**Figure record listings:**
= = = =

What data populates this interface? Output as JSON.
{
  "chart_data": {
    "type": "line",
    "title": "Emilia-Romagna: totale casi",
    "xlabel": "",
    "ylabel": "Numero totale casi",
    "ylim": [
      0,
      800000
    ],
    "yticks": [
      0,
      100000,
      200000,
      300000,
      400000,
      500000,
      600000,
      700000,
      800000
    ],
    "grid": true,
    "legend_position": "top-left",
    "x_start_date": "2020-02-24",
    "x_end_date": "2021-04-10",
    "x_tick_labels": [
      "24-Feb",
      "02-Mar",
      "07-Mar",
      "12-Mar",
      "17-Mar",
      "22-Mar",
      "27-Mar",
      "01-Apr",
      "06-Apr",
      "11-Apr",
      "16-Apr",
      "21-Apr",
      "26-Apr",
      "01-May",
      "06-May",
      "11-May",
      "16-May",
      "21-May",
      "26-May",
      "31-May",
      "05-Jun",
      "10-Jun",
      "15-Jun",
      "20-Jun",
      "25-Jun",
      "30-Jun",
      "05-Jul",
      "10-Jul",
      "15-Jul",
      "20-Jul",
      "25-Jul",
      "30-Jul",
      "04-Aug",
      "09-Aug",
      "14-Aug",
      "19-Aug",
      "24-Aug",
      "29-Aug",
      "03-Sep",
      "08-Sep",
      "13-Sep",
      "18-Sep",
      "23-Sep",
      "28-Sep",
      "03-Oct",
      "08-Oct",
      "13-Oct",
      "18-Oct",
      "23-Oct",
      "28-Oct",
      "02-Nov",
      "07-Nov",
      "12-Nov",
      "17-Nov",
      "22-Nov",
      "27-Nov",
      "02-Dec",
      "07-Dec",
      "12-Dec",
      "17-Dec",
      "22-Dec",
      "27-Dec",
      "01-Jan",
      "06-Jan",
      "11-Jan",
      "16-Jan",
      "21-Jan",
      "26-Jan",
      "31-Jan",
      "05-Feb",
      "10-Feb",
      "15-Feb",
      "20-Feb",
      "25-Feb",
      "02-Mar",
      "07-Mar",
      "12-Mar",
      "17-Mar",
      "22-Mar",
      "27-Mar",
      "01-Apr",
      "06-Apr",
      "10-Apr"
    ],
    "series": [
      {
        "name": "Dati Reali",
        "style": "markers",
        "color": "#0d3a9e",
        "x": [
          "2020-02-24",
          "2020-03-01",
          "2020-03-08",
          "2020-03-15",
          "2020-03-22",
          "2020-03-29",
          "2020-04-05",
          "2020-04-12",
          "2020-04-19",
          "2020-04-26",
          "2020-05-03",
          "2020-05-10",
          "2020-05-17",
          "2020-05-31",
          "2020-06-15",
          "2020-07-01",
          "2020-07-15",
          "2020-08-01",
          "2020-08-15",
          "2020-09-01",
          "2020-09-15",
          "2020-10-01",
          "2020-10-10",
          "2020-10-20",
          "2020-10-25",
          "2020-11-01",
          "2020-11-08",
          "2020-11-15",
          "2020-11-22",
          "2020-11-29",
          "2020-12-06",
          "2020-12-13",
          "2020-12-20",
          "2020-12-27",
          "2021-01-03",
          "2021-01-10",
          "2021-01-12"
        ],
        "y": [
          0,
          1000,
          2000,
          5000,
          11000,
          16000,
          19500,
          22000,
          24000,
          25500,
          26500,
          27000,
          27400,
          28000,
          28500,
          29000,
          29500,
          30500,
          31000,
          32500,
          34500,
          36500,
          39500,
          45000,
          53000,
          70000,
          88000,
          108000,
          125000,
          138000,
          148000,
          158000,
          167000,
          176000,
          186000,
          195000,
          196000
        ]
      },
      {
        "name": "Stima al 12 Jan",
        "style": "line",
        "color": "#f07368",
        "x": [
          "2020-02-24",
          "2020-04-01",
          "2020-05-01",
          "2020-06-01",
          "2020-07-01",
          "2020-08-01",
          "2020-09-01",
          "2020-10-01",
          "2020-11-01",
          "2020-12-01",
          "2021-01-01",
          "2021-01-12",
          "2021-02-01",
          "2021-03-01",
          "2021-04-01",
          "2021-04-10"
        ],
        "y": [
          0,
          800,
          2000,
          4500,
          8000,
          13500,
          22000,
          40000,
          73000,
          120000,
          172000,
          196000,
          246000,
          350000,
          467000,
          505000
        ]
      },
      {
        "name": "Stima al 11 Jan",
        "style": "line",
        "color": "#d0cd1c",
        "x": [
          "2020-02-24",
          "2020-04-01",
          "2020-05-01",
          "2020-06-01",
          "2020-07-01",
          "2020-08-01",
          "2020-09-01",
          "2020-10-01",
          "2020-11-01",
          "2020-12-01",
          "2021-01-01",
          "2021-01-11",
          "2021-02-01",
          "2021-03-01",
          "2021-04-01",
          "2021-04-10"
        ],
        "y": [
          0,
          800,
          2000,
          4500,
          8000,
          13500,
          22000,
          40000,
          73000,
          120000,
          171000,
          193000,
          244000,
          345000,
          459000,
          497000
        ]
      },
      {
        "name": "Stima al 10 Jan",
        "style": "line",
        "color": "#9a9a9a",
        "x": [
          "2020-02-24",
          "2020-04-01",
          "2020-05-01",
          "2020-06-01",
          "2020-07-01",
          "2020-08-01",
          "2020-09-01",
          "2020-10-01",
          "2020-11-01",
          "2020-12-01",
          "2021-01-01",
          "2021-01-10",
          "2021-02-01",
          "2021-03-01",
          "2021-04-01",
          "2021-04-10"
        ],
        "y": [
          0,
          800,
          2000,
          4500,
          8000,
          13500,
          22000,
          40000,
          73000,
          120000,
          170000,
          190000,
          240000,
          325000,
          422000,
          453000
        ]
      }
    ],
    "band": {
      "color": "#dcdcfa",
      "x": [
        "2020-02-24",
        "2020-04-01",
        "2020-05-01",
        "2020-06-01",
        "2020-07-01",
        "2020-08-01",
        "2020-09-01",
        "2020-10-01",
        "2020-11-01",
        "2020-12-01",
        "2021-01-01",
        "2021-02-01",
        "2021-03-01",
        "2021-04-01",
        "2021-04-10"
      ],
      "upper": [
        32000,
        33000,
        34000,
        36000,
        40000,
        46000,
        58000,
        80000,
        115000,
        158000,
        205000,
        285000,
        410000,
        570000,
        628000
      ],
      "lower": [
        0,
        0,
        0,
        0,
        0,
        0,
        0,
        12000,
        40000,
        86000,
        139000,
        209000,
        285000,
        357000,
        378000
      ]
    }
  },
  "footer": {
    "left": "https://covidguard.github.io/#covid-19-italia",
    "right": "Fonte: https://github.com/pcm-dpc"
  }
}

= = = =

**Exercise instructions:**
Reproduce each entry exactly, leaving out nothing.

**Response to this exercise:**
What data populates this interface? Output as JSON.
{
  "chart_data": {
    "type": "line",
    "title": "Emilia-Romagna: totale casi",
    "xlabel": "",
    "ylabel": "Numero totale casi",
    "ylim": [
      0,
      800000
    ],
    "yticks": [
      0,
      100000,
      200000,
      300000,
      400000,
      500000,
      600000,
      700000,
      800000
    ],
    "grid": true,
    "legend_position": "top-left",
    "x_start_date": "2020-02-24",
    "x_end_date": "2021-04-10",
    "x_tick_labels": [
      "24-Feb",
      "02-Mar",
      "07-Mar",
      "12-Mar",
      "17-Mar",
      "22-Mar",
      "27-Mar",
      "01-Apr",
      "06-Apr",
      "11-Apr",
      "16-Apr",
      "21-Apr",
      "26-Apr",
      "01-May",
      "06-May",
      "11-May",
      "16-May",
      "21-May",
      "26-May",
      "31-May",
      "05-Jun",
      "10-Jun",
      "15-Jun",
      "20-Jun",
      "25-Jun",
      "30-Jun",
      "05-Jul",
      "10-Jul",
      "15-Jul",
      "20-Jul",
      "25-Jul",
      "30-Jul",
      "04-Aug",
      "09-Aug",
      "14-Aug",
      "19-Aug",
      "24-Aug",
      "29-Aug",
      "03-Sep",
      "08-Sep",
      "13-Sep",
      "18-Sep",
      "23-Sep",
      "28-Sep",
      "03-Oct",
      "08-Oct",
      "13-Oct",
      "18-Oct",
      "23-Oct",
      "28-Oct",
      "02-Nov",
      "07-Nov",
      "12-Nov",
      "17-Nov",
      "22-Nov",
      "27-Nov",
      "02-Dec",
      "07-Dec",
      "12-Dec",
      "17-Dec",
      "22-Dec",
      "27-Dec",
      "01-Jan",
      "06-Jan",
      "11-Jan",
      "16-Jan",
      "21-Jan",
      "26-Jan",
      "31-Jan",
      "05-Feb",
      "10-Feb",
      "15-Feb",
      "20-Feb",
      "25-Feb",
      "02-Mar",
      "07-Mar",
      "12-Mar",
      "17-Mar",
      "22-Mar",
      "27-Mar",
      "01-Apr",
      "06-Apr",
      "10-Apr"
    ],
    "series": [
      {
        "name": "Dati Reali",
        "style": "markers",
        "color": "#0d3a9e",
        "x": [
          "2020-02-24",
          "2020-03-01",
          "2020-03-08",
          "2020-03-15",
          "2020-03-22",
          "2020-03-29",
          "2020-04-05",
          "2020-04-12",
          "2020-04-19",
          "2020-04-26",
          "2020-05-03",
          "2020-05-10",
          "2020-05-17",
          "2020-05-31",
          "2020-06-15",
          "2020-07-01",
          "2020-07-15",
          "2020-08-01",
          "2020-08-15",
          "2020-09-01",
          "2020-09-15",
          "2020-10-01",
          "2020-10-10",
          "2020-10-20",
          "2020-10-25",
          "2020-11-01",
          "2020-11-08",
          "2020-11-15",
          "2020-11-22",
          "2020-11-29",
          "2020-12-06",
          "2020-12-13",
          "2020-12-20",
          "2020-12-27",
          "2021-01-03",
          "2021-01-10",
          "2021-01-12"
        ],
        "y": [
          0,
          1000,
          2000,
          5000,
          11000,
          16000,
          19500,
          22000,
          24000,
          25500,
          26500,
          27000,
          27400,
          28000,
          28500,
          29000,
          29500,
          30500,
          31000,
          32500,
          34500,
          36500,
          39500,
          45000,
          53000,
          70000,
          88000,
          108000,
          125000,
          138000,
          148000,
          158000,
          167000,
          176000,
          186000,
          195000,
          196000
        ]
      },
      {
        "name": "Stima al 12 Jan",
        "style": "line",
        "color": "#f07368",
        "x": [
          "2020-02-24",
          "2020-04-01",
          "2020-05-01",
          "2020-06-01",
          "2020-07-01",
          "2020-08-01",
          "2020-09-01",
          "2020-10-01",
          "2020-11-01",
          "2020-12-01",
          "2021-01-01",
          "2021-01-12",
          "2021-02-01",
          "2021-03-01",
          "2021-04-01",
          "2021-04-10"
        ],
        "y": [
          0,
          800,
          2000,
          4500,
          8000,
          13500,
          22000,
          40000,
          73000,
          120000,
          172000,
          196000,
          246000,
          350000,
          467000,
          505000
        ]
      },
      {
        "name": "Stima al 11 Jan",
        "style": "line",
        "color": "#d0cd1c",
        "x": [
          "2020-02-24",
          "2020-04-01",
          "2020-05-01",
          "2020-06-01",
          "2020-07-01",
          "2020-08-01",
          "2020-09-01",
          "2020-10-01",
          "2020-11-01",
          "2020-12-01",
          "2021-01-01",
          "2021-01-11",
          "2021-02-01",
          "2021-03-01",
          "2021-04-01",
          "2021-04-10"
        ],
        "y": [
          0,
          800,
          2000,
          4500,
          8000,
          13500,
          22000,
          40000,
          73000,
          120000,
          171000,
          193000,
          244000,
          345000,
          459000,
          497000
        ]
      },
      {
        "name": "Stima al 10 Jan",
        "style": "line",
        "color": "#9a9a9a",
        "x": [
          "2020-02-24",
          "2020-04-01",
          "2020-05-01",
          "2020-06-01",
          "2020-07-01",
          "2020-08-01",
          "2020-09-01",
          "2020-10-01",
          "2020-11-01",
          "2020-12-01",
          "2021-01-01",
          "2021-01-10",
          "2021-02-01",
          "2021-03-01",
          "2021-04-01",
          "2021-04-10"
        ],
        "y": [
          0,
          800,
          2000,
          4500,
          8000,
          13500,
          22000,
          40000,
          73000,
          120000,
          170000,
          190000,
          240000,
          325000,
          422000,
          453000
        ]
      }
    ],
    "band": {
      "color": "#dcdcfa",
      "x": [
        "2020-02-24",
        "2020-04-01",
        "2020-05-01",
        "2020-06-01",
        "2020-07-01",
        "2020-08-01",
        "2020-09-01",
        "2020-10-01",
        "2020-11-01",
        "2020-12-01",
        "2021-01-01",
        "2021-02-01",
        "2021-03-01",
        "2021-04-01",
        "2021-04-10"
      ],
      "upper": [
        32000,
        33000,
        34000,
        36000,
        40000,
        46000,
        58000,
        80000,
        115000,
        158000,
        205000,
        285000,
        410000,
        570000,
        628000
      ],
      "lower": [
        0,
        0,
        0,
        0,
        0,
        0,
        0,
        12000,
        40000,
        86000,
        139000,
        209000,
        285000,
        357000,
        378000
      ]
    }
  },
  "footer": {
    "left": "https://covidguard.github.io/#covid-19-italia",
    "right": "Fonte: https://github.com/pcm-dpc"
  }
}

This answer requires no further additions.